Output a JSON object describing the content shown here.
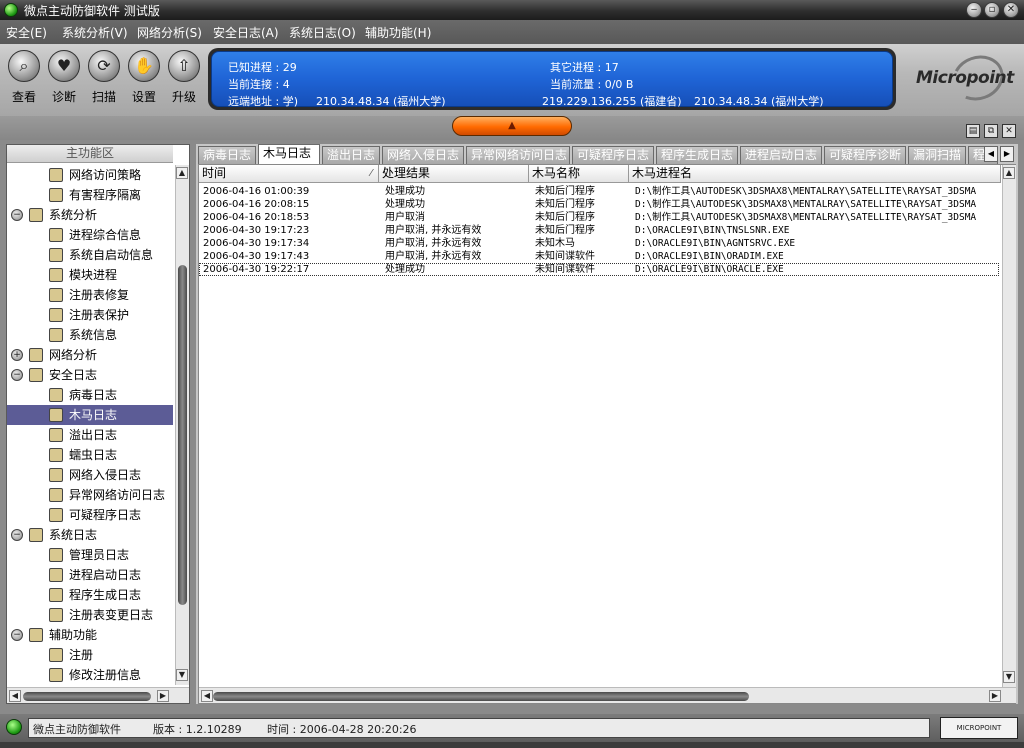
{
  "window": {
    "title": "微点主动防御软件  测试版",
    "buttons": {
      "minimize": "‒",
      "maximize": "▫",
      "close": "✕"
    }
  },
  "menu": [
    "安全(E)",
    "系统分析(V)",
    "网络分析(S)",
    "安全日志(A)",
    "系统日志(O)",
    "辅助功能(H)"
  ],
  "toolbar": {
    "buttons": [
      {
        "label": "查看",
        "icon": "magnifier-icon",
        "glyph": "⌕"
      },
      {
        "label": "诊断",
        "icon": "heart-icon",
        "glyph": "♥"
      },
      {
        "label": "扫描",
        "icon": "scan-icon",
        "glyph": "⟳"
      },
      {
        "label": "设置",
        "icon": "hand-icon",
        "glyph": "✋"
      },
      {
        "label": "升级",
        "icon": "upgrade-icon",
        "glyph": "⇧"
      }
    ]
  },
  "status_panel": {
    "known_processes": "已知进程 : 29",
    "other_processes": "其它进程 : 17",
    "current_connections": "当前连接 : 4",
    "current_traffic": "当前流量 : 0/0 B",
    "remote_label": "远端地址 : 学)",
    "remote_1": "210.34.48.34 (福州大学)",
    "remote_2": "219.229.136.255 (福建省)",
    "remote_3": "210.34.48.34 (福州大学)"
  },
  "logo": {
    "text": "Micropoint"
  },
  "collapse_button": {
    "glyph": "▲"
  },
  "view_controls": [
    "▤",
    "⧉",
    "✕"
  ],
  "left_panel": {
    "header": "主功能区",
    "tree": [
      {
        "label": "网络访问策略",
        "level": 1,
        "icon": "network-policy-icon"
      },
      {
        "label": "有害程序隔离",
        "level": 1,
        "icon": "isolation-icon"
      },
      {
        "label": "系统分析",
        "level": 0,
        "icon": "system-analysis-icon",
        "expander": "−"
      },
      {
        "label": "进程综合信息",
        "level": 1,
        "icon": "process-info-icon"
      },
      {
        "label": "系统自启动信息",
        "level": 1,
        "icon": "autostart-icon"
      },
      {
        "label": "模块进程",
        "level": 1,
        "icon": "module-icon"
      },
      {
        "label": "注册表修复",
        "level": 1,
        "icon": "registry-repair-icon"
      },
      {
        "label": "注册表保护",
        "level": 1,
        "icon": "registry-protect-icon"
      },
      {
        "label": "系统信息",
        "level": 1,
        "icon": "system-info-icon"
      },
      {
        "label": "网络分析",
        "level": 0,
        "icon": "network-analysis-icon",
        "expander": "+"
      },
      {
        "label": "安全日志",
        "level": 0,
        "icon": "security-log-icon",
        "expander": "−"
      },
      {
        "label": "病毒日志",
        "level": 1,
        "icon": "virus-log-icon"
      },
      {
        "label": "木马日志",
        "level": 1,
        "icon": "trojan-log-icon",
        "selected": true
      },
      {
        "label": "溢出日志",
        "level": 1,
        "icon": "overflow-log-icon"
      },
      {
        "label": "蠕虫日志",
        "level": 1,
        "icon": "worm-log-icon"
      },
      {
        "label": "网络入侵日志",
        "level": 1,
        "icon": "intrusion-log-icon"
      },
      {
        "label": "异常网络访问日志",
        "level": 1,
        "icon": "abnormal-access-log-icon"
      },
      {
        "label": "可疑程序日志",
        "level": 1,
        "icon": "suspicious-log-icon"
      },
      {
        "label": "系统日志",
        "level": 0,
        "icon": "system-log-icon",
        "expander": "−"
      },
      {
        "label": "管理员日志",
        "level": 1,
        "icon": "admin-log-icon"
      },
      {
        "label": "进程启动日志",
        "level": 1,
        "icon": "process-start-log-icon"
      },
      {
        "label": "程序生成日志",
        "level": 1,
        "icon": "program-gen-log-icon"
      },
      {
        "label": "注册表变更日志",
        "level": 1,
        "icon": "registry-change-log-icon"
      },
      {
        "label": "辅助功能",
        "level": 0,
        "icon": "assist-icon",
        "expander": "−"
      },
      {
        "label": "注册",
        "level": 1,
        "icon": "register-icon"
      },
      {
        "label": "修改注册信息",
        "level": 1,
        "icon": "modify-register-icon"
      }
    ]
  },
  "tabs": [
    {
      "label": "病毒日志"
    },
    {
      "label": "木马日志",
      "active": true
    },
    {
      "label": "溢出日志"
    },
    {
      "label": "网络入侵日志"
    },
    {
      "label": "异常网络访问日志"
    },
    {
      "label": "可疑程序日志"
    },
    {
      "label": "程序生成日志"
    },
    {
      "label": "进程启动日志"
    },
    {
      "label": "可疑程序诊断"
    },
    {
      "label": "漏洞扫描"
    },
    {
      "label": "程"
    }
  ],
  "table": {
    "columns": [
      "时间",
      "处理结果",
      "木马名称",
      "木马进程名"
    ],
    "sort_indicator": "⁄",
    "rows": [
      [
        "2006-04-16 01:00:39",
        "处理成功",
        "未知后门程序",
        "D:\\制作工具\\AUTODESK\\3DSMAX8\\MENTALRAY\\SATELLITE\\RAYSAT_3DSMA"
      ],
      [
        "2006-04-16 20:08:15",
        "处理成功",
        "未知后门程序",
        "D:\\制作工具\\AUTODESK\\3DSMAX8\\MENTALRAY\\SATELLITE\\RAYSAT_3DSMA"
      ],
      [
        "2006-04-16 20:18:53",
        "用户取消",
        "未知后门程序",
        "D:\\制作工具\\AUTODESK\\3DSMAX8\\MENTALRAY\\SATELLITE\\RAYSAT_3DSMA"
      ],
      [
        "2006-04-30 19:17:23",
        "用户取消, 并永远有效",
        "未知后门程序",
        "D:\\ORACLE9I\\BIN\\TNSLSNR.EXE"
      ],
      [
        "2006-04-30 19:17:34",
        "用户取消, 并永远有效",
        "未知木马",
        "D:\\ORACLE9I\\BIN\\AGNTSRVC.EXE"
      ],
      [
        "2006-04-30 19:17:43",
        "用户取消, 并永远有效",
        "未知间谍软件",
        "D:\\ORACLE9I\\BIN\\ORADIM.EXE"
      ],
      [
        "2006-04-30 19:22:17",
        "处理成功",
        "未知间谍软件",
        "D:\\ORACLE9I\\BIN\\ORACLE.EXE"
      ]
    ],
    "focused_row": 6
  },
  "scroll": {
    "up": "▲",
    "down": "▼",
    "left": "◀",
    "right": "▶"
  },
  "statusbar": {
    "app_name": "微点主动防御软件",
    "version": "版本 : 1.2.10289",
    "time": "时间 : 2006-04-28 20:20:26",
    "brand": "MICROPOINT"
  }
}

WHAT IS EXPECTED: Each line above gets copied exactly; leave the pictures out.

TASK ANSWER:
Output a JSON object describing the content shown here.
{
  "window": {
    "title": "微点主动防御软件  测试版",
    "buttons": {
      "minimize": "‒",
      "maximize": "▫",
      "close": "✕"
    }
  },
  "menu": [
    "安全(E)",
    "系统分析(V)",
    "网络分析(S)",
    "安全日志(A)",
    "系统日志(O)",
    "辅助功能(H)"
  ],
  "toolbar": {
    "buttons": [
      {
        "label": "查看",
        "icon": "magnifier-icon",
        "glyph": "⌕"
      },
      {
        "label": "诊断",
        "icon": "heart-icon",
        "glyph": "♥"
      },
      {
        "label": "扫描",
        "icon": "scan-icon",
        "glyph": "⟳"
      },
      {
        "label": "设置",
        "icon": "hand-icon",
        "glyph": "✋"
      },
      {
        "label": "升级",
        "icon": "upgrade-icon",
        "glyph": "⇧"
      }
    ]
  },
  "status_panel": {
    "known_processes": "已知进程 : 29",
    "other_processes": "其它进程 : 17",
    "current_connections": "当前连接 : 4",
    "current_traffic": "当前流量 : 0/0 B",
    "remote_label": "远端地址 : 学)",
    "remote_1": "210.34.48.34 (福州大学)",
    "remote_2": "219.229.136.255 (福建省)",
    "remote_3": "210.34.48.34 (福州大学)"
  },
  "logo": {
    "text": "Micropoint"
  },
  "collapse_button": {
    "glyph": "▲"
  },
  "view_controls": [
    "▤",
    "⧉",
    "✕"
  ],
  "left_panel": {
    "header": "主功能区",
    "tree": [
      {
        "label": "网络访问策略",
        "level": 1,
        "icon": "network-policy-icon"
      },
      {
        "label": "有害程序隔离",
        "level": 1,
        "icon": "isolation-icon"
      },
      {
        "label": "系统分析",
        "level": 0,
        "icon": "system-analysis-icon",
        "expander": "−"
      },
      {
        "label": "进程综合信息",
        "level": 1,
        "icon": "process-info-icon"
      },
      {
        "label": "系统自启动信息",
        "level": 1,
        "icon": "autostart-icon"
      },
      {
        "label": "模块进程",
        "level": 1,
        "icon": "module-icon"
      },
      {
        "label": "注册表修复",
        "level": 1,
        "icon": "registry-repair-icon"
      },
      {
        "label": "注册表保护",
        "level": 1,
        "icon": "registry-protect-icon"
      },
      {
        "label": "系统信息",
        "level": 1,
        "icon": "system-info-icon"
      },
      {
        "label": "网络分析",
        "level": 0,
        "icon": "network-analysis-icon",
        "expander": "+"
      },
      {
        "label": "安全日志",
        "level": 0,
        "icon": "security-log-icon",
        "expander": "−"
      },
      {
        "label": "病毒日志",
        "level": 1,
        "icon": "virus-log-icon"
      },
      {
        "label": "木马日志",
        "level": 1,
        "icon": "trojan-log-icon",
        "selected": true
      },
      {
        "label": "溢出日志",
        "level": 1,
        "icon": "overflow-log-icon"
      },
      {
        "label": "蠕虫日志",
        "level": 1,
        "icon": "worm-log-icon"
      },
      {
        "label": "网络入侵日志",
        "level": 1,
        "icon": "intrusion-log-icon"
      },
      {
        "label": "异常网络访问日志",
        "level": 1,
        "icon": "abnormal-access-log-icon"
      },
      {
        "label": "可疑程序日志",
        "level": 1,
        "icon": "suspicious-log-icon"
      },
      {
        "label": "系统日志",
        "level": 0,
        "icon": "system-log-icon",
        "expander": "−"
      },
      {
        "label": "管理员日志",
        "level": 1,
        "icon": "admin-log-icon"
      },
      {
        "label": "进程启动日志",
        "level": 1,
        "icon": "process-start-log-icon"
      },
      {
        "label": "程序生成日志",
        "level": 1,
        "icon": "program-gen-log-icon"
      },
      {
        "label": "注册表变更日志",
        "level": 1,
        "icon": "registry-change-log-icon"
      },
      {
        "label": "辅助功能",
        "level": 0,
        "icon": "assist-icon",
        "expander": "−"
      },
      {
        "label": "注册",
        "level": 1,
        "icon": "register-icon"
      },
      {
        "label": "修改注册信息",
        "level": 1,
        "icon": "modify-register-icon"
      }
    ]
  },
  "tabs": [
    {
      "label": "病毒日志"
    },
    {
      "label": "木马日志",
      "active": true
    },
    {
      "label": "溢出日志"
    },
    {
      "label": "网络入侵日志"
    },
    {
      "label": "异常网络访问日志"
    },
    {
      "label": "可疑程序日志"
    },
    {
      "label": "程序生成日志"
    },
    {
      "label": "进程启动日志"
    },
    {
      "label": "可疑程序诊断"
    },
    {
      "label": "漏洞扫描"
    },
    {
      "label": "程"
    }
  ],
  "table": {
    "columns": [
      "时间",
      "处理结果",
      "木马名称",
      "木马进程名"
    ],
    "sort_indicator": "⁄",
    "rows": [
      [
        "2006-04-16 01:00:39",
        "处理成功",
        "未知后门程序",
        "D:\\制作工具\\AUTODESK\\3DSMAX8\\MENTALRAY\\SATELLITE\\RAYSAT_3DSMA"
      ],
      [
        "2006-04-16 20:08:15",
        "处理成功",
        "未知后门程序",
        "D:\\制作工具\\AUTODESK\\3DSMAX8\\MENTALRAY\\SATELLITE\\RAYSAT_3DSMA"
      ],
      [
        "2006-04-16 20:18:53",
        "用户取消",
        "未知后门程序",
        "D:\\制作工具\\AUTODESK\\3DSMAX8\\MENTALRAY\\SATELLITE\\RAYSAT_3DSMA"
      ],
      [
        "2006-04-30 19:17:23",
        "用户取消, 并永远有效",
        "未知后门程序",
        "D:\\ORACLE9I\\BIN\\TNSLSNR.EXE"
      ],
      [
        "2006-04-30 19:17:34",
        "用户取消, 并永远有效",
        "未知木马",
        "D:\\ORACLE9I\\BIN\\AGNTSRVC.EXE"
      ],
      [
        "2006-04-30 19:17:43",
        "用户取消, 并永远有效",
        "未知间谍软件",
        "D:\\ORACLE9I\\BIN\\ORADIM.EXE"
      ],
      [
        "2006-04-30 19:22:17",
        "处理成功",
        "未知间谍软件",
        "D:\\ORACLE9I\\BIN\\ORACLE.EXE"
      ]
    ],
    "focused_row": 6
  },
  "scroll": {
    "up": "▲",
    "down": "▼",
    "left": "◀",
    "right": "▶"
  },
  "statusbar": {
    "app_name": "微点主动防御软件",
    "version": "版本 : 1.2.10289",
    "time": "时间 : 2006-04-28 20:20:26",
    "brand": "MICROPOINT"
  }
}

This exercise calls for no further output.